_Dataset listings of figures_
********

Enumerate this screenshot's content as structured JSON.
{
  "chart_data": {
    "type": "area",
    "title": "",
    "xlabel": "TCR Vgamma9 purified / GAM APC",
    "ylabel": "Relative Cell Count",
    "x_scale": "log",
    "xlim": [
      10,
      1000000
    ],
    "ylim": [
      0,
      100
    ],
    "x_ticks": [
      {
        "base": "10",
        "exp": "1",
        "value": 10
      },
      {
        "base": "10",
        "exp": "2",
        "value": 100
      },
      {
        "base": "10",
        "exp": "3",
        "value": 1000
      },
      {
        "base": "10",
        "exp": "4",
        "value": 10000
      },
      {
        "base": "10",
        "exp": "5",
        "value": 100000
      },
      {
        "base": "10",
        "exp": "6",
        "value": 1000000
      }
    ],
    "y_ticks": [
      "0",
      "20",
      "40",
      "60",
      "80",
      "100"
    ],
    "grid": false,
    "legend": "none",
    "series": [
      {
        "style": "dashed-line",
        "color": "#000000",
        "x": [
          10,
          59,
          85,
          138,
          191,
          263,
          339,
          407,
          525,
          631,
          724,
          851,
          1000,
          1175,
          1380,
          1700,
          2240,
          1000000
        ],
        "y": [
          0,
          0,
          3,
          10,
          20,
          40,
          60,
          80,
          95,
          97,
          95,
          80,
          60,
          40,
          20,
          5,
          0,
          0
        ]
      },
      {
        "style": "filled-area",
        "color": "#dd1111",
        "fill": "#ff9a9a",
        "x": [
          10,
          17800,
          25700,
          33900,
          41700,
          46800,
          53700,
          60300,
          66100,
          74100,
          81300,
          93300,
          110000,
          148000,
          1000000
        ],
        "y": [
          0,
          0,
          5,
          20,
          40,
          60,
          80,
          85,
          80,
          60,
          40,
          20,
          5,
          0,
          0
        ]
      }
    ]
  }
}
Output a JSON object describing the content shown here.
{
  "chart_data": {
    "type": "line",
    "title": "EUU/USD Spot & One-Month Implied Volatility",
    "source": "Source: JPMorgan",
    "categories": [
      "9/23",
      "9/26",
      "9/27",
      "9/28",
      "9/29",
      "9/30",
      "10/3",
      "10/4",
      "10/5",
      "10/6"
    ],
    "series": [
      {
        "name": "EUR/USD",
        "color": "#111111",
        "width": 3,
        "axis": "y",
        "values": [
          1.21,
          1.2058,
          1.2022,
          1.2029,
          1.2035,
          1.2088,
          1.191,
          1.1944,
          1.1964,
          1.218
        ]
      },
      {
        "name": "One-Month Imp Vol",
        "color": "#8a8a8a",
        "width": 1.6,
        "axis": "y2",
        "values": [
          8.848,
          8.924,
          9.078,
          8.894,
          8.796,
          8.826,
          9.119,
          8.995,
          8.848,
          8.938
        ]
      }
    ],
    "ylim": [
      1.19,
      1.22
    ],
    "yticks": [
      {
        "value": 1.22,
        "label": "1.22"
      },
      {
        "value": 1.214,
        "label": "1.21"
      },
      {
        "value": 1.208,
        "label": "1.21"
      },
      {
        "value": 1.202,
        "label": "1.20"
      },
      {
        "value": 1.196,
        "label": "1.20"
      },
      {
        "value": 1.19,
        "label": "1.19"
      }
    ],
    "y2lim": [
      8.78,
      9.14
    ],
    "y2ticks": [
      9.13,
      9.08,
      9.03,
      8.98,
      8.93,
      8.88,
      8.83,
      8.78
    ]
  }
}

********

_Exercise directions_
Each entry above needs to be retyped exactly.

_Complete output_
Enumerate this screenshot's content as structured JSON.
{
  "chart_data": {
    "type": "area",
    "title": "",
    "xlabel": "TCR Vgamma9 purified / GAM APC",
    "ylabel": "Relative Cell Count",
    "x_scale": "log",
    "xlim": [
      10,
      1000000
    ],
    "ylim": [
      0,
      100
    ],
    "x_ticks": [
      {
        "base": "10",
        "exp": "1",
        "value": 10
      },
      {
        "base": "10",
        "exp": "2",
        "value": 100
      },
      {
        "base": "10",
        "exp": "3",
        "value": 1000
      },
      {
        "base": "10",
        "exp": "4",
        "value": 10000
      },
      {
        "base": "10",
        "exp": "5",
        "value": 100000
      },
      {
        "base": "10",
        "exp": "6",
        "value": 1000000
      }
    ],
    "y_ticks": [
      "0",
      "20",
      "40",
      "60",
      "80",
      "100"
    ],
    "grid": false,
    "legend": "none",
    "series": [
      {
        "style": "dashed-line",
        "color": "#000000",
        "x": [
          10,
          59,
          85,
          138,
          191,
          263,
          339,
          407,
          525,
          631,
          724,
          851,
          1000,
          1175,
          1380,
          1700,
          2240,
          1000000
        ],
        "y": [
          0,
          0,
          3,
          10,
          20,
          40,
          60,
          80,
          95,
          97,
          95,
          80,
          60,
          40,
          20,
          5,
          0,
          0
        ]
      },
      {
        "style": "filled-area",
        "color": "#dd1111",
        "fill": "#ff9a9a",
        "x": [
          10,
          17800,
          25700,
          33900,
          41700,
          46800,
          53700,
          60300,
          66100,
          74100,
          81300,
          93300,
          110000,
          148000,
          1000000
        ],
        "y": [
          0,
          0,
          5,
          20,
          40,
          60,
          80,
          85,
          80,
          60,
          40,
          20,
          5,
          0,
          0
        ]
      }
    ]
  }
}
Output a JSON object describing the content shown here.
{
  "chart_data": {
    "type": "line",
    "title": "EUU/USD Spot & One-Month Implied Volatility",
    "source": "Source: JPMorgan",
    "categories": [
      "9/23",
      "9/26",
      "9/27",
      "9/28",
      "9/29",
      "9/30",
      "10/3",
      "10/4",
      "10/5",
      "10/6"
    ],
    "series": [
      {
        "name": "EUR/USD",
        "color": "#111111",
        "width": 3,
        "axis": "y",
        "values": [
          1.21,
          1.2058,
          1.2022,
          1.2029,
          1.2035,
          1.2088,
          1.191,
          1.1944,
          1.1964,
          1.218
        ]
      },
      {
        "name": "One-Month Imp Vol",
        "color": "#8a8a8a",
        "width": 1.6,
        "axis": "y2",
        "values": [
          8.848,
          8.924,
          9.078,
          8.894,
          8.796,
          8.826,
          9.119,
          8.995,
          8.848,
          8.938
        ]
      }
    ],
    "ylim": [
      1.19,
      1.22
    ],
    "yticks": [
      {
        "value": 1.22,
        "label": "1.22"
      },
      {
        "value": 1.214,
        "label": "1.21"
      },
      {
        "value": 1.208,
        "label": "1.21"
      },
      {
        "value": 1.202,
        "label": "1.20"
      },
      {
        "value": 1.196,
        "label": "1.20"
      },
      {
        "value": 1.19,
        "label": "1.19"
      }
    ],
    "y2lim": [
      8.78,
      9.14
    ],
    "y2ticks": [
      9.13,
      9.08,
      9.03,
      8.98,
      8.93,
      8.88,
      8.83,
      8.78
    ]
  }
}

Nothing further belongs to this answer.